Collected data:
-- -- --

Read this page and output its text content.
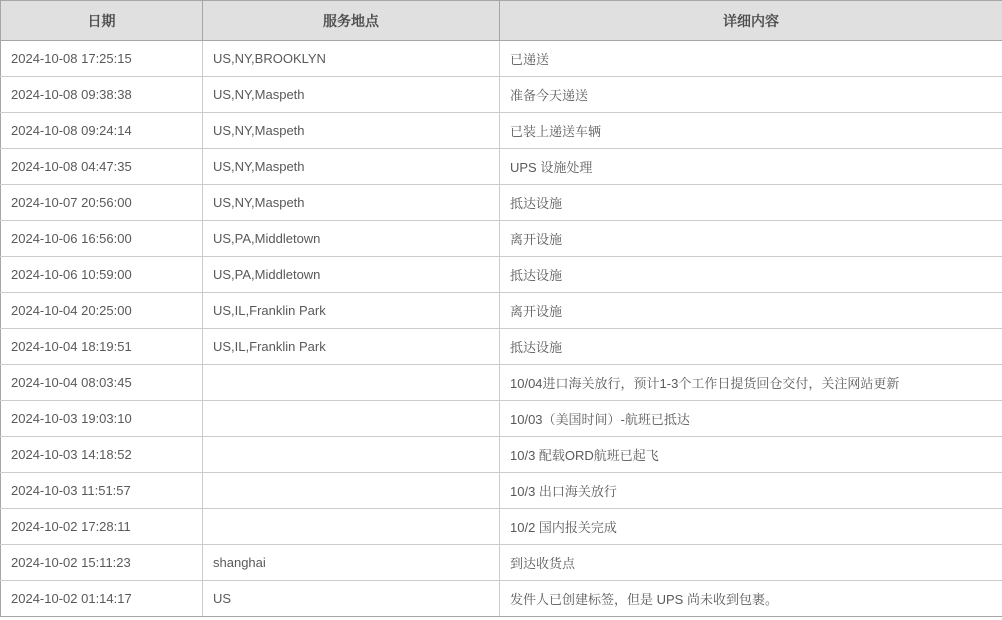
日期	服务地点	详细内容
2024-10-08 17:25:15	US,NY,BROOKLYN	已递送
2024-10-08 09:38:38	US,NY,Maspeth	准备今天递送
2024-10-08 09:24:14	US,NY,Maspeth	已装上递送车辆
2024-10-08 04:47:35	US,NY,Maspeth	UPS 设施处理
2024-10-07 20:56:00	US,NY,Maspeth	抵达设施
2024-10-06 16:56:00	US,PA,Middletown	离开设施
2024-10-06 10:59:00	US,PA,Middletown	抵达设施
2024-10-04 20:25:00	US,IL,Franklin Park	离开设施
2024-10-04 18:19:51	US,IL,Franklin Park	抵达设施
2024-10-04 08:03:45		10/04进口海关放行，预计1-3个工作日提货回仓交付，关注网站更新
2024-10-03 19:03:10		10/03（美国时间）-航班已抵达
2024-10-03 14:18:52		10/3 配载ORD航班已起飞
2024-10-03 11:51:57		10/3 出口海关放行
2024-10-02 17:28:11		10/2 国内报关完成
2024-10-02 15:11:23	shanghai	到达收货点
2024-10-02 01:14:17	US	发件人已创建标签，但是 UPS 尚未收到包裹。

-- -- --

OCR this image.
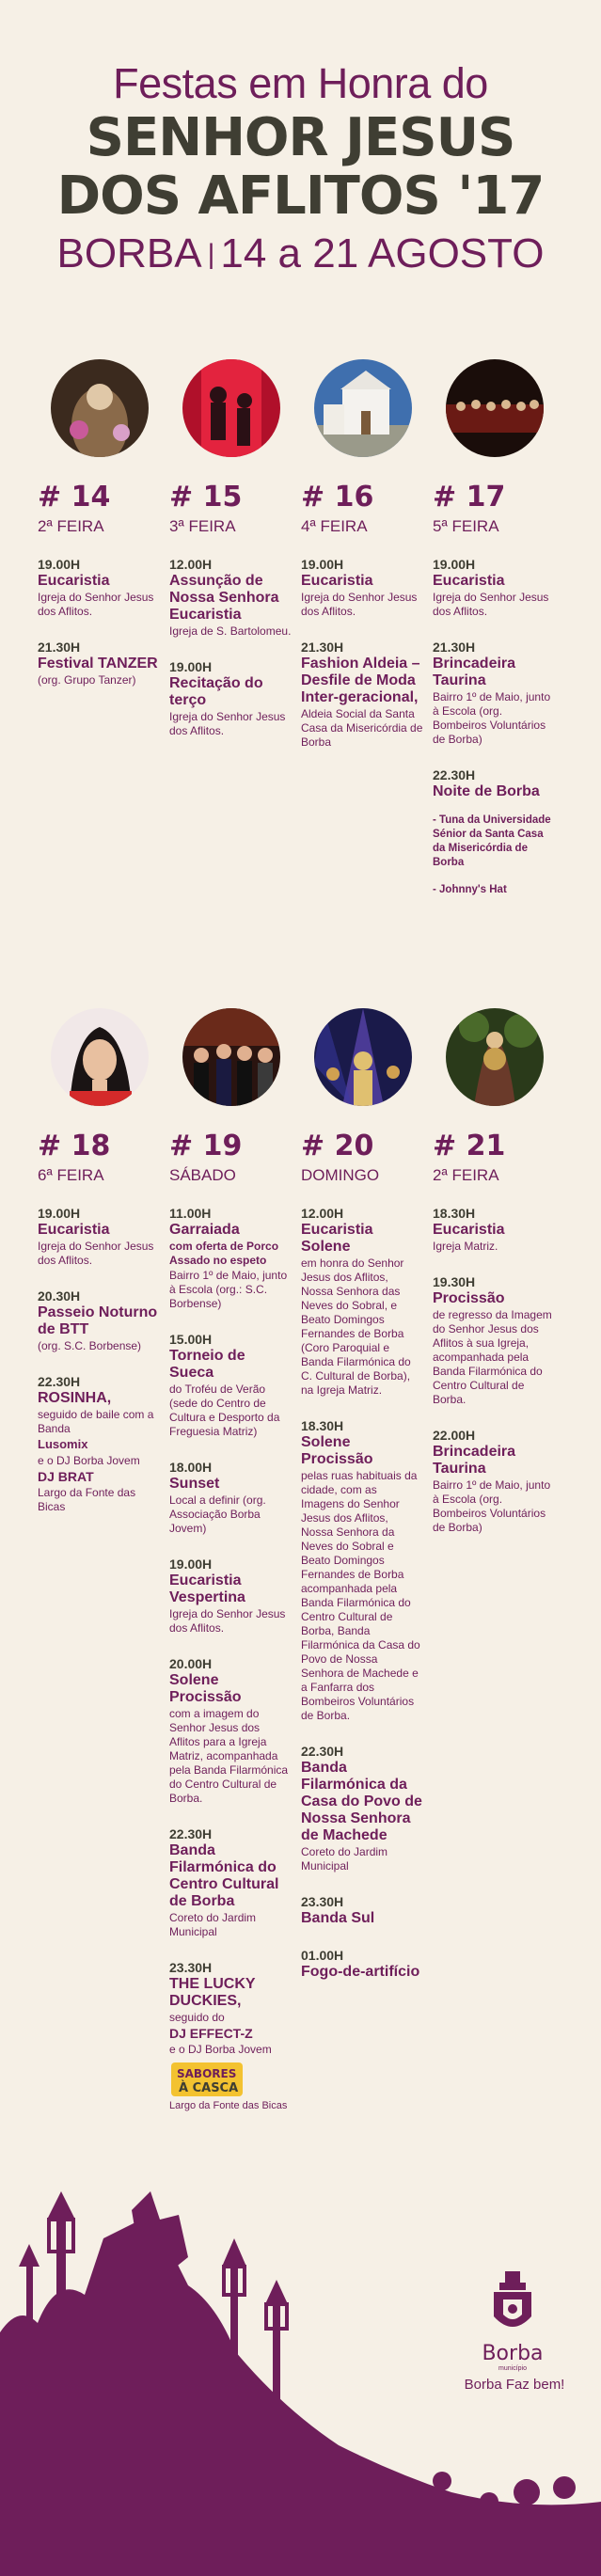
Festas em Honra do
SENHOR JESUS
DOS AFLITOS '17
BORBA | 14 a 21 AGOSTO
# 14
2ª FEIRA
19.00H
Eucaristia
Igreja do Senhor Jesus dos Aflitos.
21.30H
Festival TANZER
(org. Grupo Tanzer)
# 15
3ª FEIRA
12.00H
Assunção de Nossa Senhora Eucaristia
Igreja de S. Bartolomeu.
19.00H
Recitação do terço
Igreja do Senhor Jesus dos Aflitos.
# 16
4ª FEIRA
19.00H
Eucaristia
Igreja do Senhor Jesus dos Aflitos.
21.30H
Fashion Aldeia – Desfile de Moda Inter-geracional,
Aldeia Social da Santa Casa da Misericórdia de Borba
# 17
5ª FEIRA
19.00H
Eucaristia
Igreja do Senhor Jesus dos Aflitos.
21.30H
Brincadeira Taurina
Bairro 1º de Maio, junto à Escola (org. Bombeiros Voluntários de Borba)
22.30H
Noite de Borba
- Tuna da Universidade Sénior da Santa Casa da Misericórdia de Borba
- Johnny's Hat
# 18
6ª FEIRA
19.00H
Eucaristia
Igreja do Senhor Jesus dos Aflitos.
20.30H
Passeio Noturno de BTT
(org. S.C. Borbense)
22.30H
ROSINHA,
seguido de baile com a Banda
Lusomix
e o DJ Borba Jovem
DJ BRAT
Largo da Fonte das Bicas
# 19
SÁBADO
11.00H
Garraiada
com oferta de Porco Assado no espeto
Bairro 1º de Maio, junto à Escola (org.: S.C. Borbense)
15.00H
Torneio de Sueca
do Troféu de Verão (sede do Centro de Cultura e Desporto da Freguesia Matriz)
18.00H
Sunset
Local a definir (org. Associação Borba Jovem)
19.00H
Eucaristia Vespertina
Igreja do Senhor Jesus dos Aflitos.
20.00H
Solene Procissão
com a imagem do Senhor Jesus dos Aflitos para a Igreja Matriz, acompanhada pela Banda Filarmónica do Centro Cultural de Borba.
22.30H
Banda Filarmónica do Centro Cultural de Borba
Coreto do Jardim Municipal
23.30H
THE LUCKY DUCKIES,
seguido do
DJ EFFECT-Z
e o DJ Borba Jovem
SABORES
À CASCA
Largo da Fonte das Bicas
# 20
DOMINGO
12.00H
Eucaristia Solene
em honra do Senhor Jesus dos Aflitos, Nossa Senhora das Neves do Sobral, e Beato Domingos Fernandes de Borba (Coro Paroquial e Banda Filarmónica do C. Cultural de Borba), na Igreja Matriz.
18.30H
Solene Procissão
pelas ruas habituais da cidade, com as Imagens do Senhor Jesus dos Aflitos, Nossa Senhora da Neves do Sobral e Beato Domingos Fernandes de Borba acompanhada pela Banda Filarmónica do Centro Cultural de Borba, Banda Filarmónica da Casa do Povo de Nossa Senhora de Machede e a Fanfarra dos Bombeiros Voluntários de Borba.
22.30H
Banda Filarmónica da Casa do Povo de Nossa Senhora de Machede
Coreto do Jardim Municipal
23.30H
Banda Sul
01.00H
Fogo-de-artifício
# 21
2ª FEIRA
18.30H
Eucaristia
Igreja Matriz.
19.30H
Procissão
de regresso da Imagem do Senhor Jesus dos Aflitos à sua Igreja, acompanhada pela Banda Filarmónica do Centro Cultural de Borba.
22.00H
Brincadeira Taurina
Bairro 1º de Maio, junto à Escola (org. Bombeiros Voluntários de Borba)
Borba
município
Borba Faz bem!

-- -- --

*Work instructions*: Return all lines containing the word "Park".

*Exercise output*:
2024-10-04 20:25:00	US,IL,Franklin Park	离开设施
2024-10-04 18:19:51	US,IL,Franklin Park	抵达设施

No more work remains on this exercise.